One of the most popular and well-beloved hymns of the Christmas season is Isaac Watts’ “Joy to the World.” Not only is it common in the weeks surrounding Christmas to hear the song played on the radio and sung in the church, but the words “Joy to the World” are also frequently found imprinted on Christmas cards, displayed on banners, and woven in Christmas sweaters. Undeniably, it is difficult to find better words that sum up the jubilant celebration of Christ’s incarnation than “Joy to the world!” Yet, as wonderful and fitting as the words are, the song was not originally written as an observance on Christmas.
The hymn, “Joy to the World” first appeared in 1719 in a hymnbook of psalms for congregational singing published by Isaac Watts entitled The Psalms of David: Imitated in the Language of the New Testament and Applied to the Christian State and Worship. Much of the congregational singing during Watts’ time was limited exclusively to metrical paraphrases of the Psalms. This practice was established by John Calvin, who, during the Reformation, translated the Psalms into the common language of the people to foster congregational singing. Watts was not satisfied with the practice of psalm-singing, however, and felt a lack of joy and emotion among congregants as they sang. His father therefore offered him a challenge – write a different hymnody for the church. Taking up the challenge, Watts began a lifelong practice of composing lyrics that wed personal and emotional subjectivity with theological and doctrinal objectivity.

• _EXERCISE TASK 1_: According to the passage on the hymn, in what year did "Joy to the World" first appear?
• _EXERCISE TASK 2_: Reproduce the passage on the hymn between "One of the most" and "observance on Christmas.", inclusive.
The material after this point comes from a separate source.

• _RAW DATA_:

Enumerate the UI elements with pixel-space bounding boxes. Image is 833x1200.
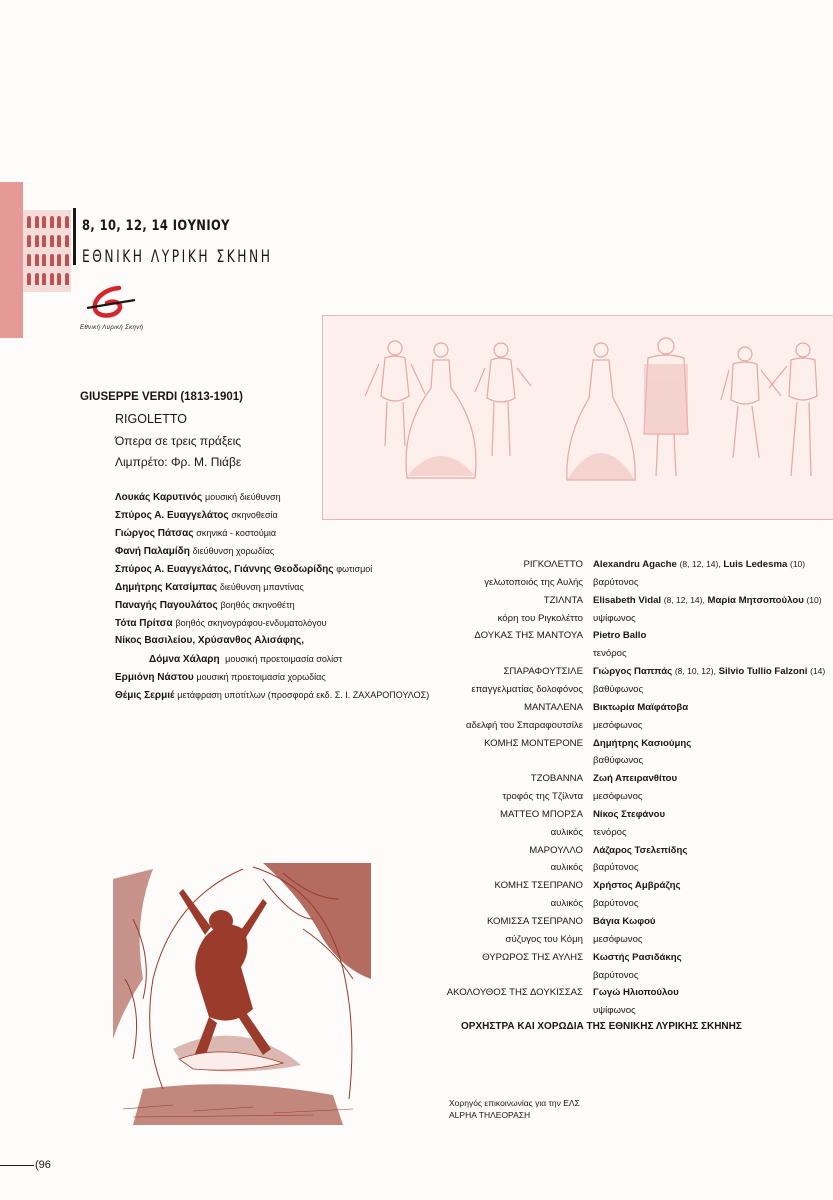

• _FINAL ANSWER 1_: 1719

• _FINAL ANSWER 2_:
One of the most popular and well-beloved hymns of the Christmas season is Isaac Watts’ “Joy to the World.” Not only is it common in the weeks surrounding Christmas to hear the song played on the radio and sung in the church, but the words “Joy to the World” are also frequently found imprinted on Christmas cards, displayed on banners, and woven in Christmas sweaters. Undeniably, it is difficult to find better words that sum up the jubilant celebration of Christ’s incarnation than “Joy to the world!” Yet, as wonderful and fitting as the words are, the song was not originally written as an observance on Christmas.